[Written problem]: Where a line holds the word "into", copy that line.

[Records from a data source]
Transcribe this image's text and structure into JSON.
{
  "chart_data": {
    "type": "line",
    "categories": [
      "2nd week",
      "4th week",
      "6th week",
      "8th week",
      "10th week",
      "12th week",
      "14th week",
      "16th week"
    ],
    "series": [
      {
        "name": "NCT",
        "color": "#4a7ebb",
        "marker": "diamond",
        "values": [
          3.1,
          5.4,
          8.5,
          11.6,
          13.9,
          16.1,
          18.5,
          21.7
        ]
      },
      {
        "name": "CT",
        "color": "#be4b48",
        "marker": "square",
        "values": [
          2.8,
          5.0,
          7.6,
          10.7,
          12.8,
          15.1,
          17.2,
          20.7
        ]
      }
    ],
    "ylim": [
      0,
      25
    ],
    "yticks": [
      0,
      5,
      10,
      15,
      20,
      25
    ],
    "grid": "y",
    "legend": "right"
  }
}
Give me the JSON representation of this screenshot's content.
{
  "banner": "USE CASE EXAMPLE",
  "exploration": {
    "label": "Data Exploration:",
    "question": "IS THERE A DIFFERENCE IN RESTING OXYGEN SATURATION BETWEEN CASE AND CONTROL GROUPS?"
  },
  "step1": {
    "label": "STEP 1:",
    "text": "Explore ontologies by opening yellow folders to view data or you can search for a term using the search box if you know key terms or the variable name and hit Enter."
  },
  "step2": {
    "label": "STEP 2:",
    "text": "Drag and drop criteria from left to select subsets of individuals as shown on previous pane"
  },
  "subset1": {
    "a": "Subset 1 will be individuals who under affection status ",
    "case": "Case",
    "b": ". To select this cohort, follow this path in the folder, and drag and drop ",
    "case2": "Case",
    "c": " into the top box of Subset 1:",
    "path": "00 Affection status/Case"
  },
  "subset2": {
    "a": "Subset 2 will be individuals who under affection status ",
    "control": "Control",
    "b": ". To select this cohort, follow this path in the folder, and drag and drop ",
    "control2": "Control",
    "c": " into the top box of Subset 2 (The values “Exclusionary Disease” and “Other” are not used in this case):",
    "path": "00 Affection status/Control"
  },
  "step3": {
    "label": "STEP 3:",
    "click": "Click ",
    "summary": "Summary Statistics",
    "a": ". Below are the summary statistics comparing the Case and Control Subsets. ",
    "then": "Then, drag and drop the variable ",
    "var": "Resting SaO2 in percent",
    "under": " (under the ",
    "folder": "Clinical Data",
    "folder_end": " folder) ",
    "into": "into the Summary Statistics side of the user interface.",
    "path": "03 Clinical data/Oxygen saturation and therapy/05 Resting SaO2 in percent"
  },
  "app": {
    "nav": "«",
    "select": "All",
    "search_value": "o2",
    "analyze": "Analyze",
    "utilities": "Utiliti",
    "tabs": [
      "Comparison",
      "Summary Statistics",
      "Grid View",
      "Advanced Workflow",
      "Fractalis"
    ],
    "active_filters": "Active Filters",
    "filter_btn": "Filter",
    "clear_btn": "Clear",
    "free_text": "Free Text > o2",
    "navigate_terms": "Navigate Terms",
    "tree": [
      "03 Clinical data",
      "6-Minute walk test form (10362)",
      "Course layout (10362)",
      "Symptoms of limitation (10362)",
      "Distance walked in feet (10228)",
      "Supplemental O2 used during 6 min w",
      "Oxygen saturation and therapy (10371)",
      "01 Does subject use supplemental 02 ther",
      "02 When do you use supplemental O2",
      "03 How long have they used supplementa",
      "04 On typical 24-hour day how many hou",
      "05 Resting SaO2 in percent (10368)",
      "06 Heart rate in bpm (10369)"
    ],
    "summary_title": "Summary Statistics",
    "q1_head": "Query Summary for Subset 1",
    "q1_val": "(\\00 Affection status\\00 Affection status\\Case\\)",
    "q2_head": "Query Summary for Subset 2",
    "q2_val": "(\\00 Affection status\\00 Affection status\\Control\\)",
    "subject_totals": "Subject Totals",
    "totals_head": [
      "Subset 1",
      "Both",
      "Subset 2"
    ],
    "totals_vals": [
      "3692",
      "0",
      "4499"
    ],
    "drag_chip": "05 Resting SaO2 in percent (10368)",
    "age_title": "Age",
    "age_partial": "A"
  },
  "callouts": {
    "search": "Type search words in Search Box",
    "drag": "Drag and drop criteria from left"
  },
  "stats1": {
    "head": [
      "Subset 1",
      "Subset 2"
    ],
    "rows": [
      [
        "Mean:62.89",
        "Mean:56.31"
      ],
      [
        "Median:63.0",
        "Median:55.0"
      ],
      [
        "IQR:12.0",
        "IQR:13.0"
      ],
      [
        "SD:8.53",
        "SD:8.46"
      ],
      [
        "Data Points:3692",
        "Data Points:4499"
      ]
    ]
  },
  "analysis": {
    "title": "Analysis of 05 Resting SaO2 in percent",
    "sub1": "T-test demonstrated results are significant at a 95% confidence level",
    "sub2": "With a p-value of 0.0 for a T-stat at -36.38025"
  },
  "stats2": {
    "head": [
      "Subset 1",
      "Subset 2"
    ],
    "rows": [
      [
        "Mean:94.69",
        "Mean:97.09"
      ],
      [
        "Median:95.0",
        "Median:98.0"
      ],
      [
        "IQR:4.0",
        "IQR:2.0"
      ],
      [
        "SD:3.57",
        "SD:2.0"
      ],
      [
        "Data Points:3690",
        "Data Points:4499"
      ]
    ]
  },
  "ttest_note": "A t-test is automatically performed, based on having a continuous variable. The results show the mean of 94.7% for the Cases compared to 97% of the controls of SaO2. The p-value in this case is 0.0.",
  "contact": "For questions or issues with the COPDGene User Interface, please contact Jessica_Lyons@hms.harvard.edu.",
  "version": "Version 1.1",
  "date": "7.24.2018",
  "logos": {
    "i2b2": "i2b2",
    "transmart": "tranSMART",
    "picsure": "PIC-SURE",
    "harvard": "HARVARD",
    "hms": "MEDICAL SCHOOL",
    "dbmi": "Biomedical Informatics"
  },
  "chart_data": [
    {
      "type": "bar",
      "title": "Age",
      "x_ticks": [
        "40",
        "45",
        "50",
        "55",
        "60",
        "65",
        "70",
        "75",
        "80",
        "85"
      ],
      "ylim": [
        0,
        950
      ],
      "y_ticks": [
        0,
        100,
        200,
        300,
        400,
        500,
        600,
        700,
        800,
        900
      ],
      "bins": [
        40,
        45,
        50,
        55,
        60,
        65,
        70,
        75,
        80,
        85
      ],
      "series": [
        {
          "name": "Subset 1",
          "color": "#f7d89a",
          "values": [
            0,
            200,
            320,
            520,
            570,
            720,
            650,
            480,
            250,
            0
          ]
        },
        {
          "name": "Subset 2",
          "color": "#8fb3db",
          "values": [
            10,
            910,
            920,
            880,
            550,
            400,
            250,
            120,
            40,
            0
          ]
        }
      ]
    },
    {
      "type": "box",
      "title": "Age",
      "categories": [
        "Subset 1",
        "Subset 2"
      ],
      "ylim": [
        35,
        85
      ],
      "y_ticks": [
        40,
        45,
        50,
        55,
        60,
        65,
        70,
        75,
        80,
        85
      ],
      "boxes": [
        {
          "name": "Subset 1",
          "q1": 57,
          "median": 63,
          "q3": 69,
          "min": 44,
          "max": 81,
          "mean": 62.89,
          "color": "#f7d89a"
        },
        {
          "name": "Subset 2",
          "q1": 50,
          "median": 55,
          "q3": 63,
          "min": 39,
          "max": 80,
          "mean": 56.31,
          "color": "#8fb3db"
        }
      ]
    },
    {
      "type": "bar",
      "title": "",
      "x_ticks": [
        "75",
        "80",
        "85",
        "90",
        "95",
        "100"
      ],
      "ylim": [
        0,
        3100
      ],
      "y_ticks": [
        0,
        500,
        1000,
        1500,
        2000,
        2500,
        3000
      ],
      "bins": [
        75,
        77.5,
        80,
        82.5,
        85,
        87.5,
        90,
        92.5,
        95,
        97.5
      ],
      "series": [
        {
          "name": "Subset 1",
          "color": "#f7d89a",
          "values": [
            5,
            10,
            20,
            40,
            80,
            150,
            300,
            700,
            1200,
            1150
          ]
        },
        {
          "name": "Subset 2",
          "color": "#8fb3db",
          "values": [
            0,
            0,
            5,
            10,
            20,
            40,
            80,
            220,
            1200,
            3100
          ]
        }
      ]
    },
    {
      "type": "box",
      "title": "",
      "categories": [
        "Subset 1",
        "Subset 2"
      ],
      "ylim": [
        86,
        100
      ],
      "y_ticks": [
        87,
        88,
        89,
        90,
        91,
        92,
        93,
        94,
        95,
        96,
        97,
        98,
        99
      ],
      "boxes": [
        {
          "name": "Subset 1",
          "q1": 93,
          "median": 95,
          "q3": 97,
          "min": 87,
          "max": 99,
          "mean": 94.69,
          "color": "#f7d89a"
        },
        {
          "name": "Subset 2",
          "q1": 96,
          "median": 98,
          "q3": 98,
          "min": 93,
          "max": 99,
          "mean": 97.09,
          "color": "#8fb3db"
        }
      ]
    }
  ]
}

[Task result]:
Transcribe this image's text and structure into JSON.
    "c": " into the top box of Subset 1:",
    "c": " into the top box of Subset 2 (The values “Exclusionary Disease” and “Other” are not used in this case):",
    "into": "into the Summary Statistics side of the user interface.",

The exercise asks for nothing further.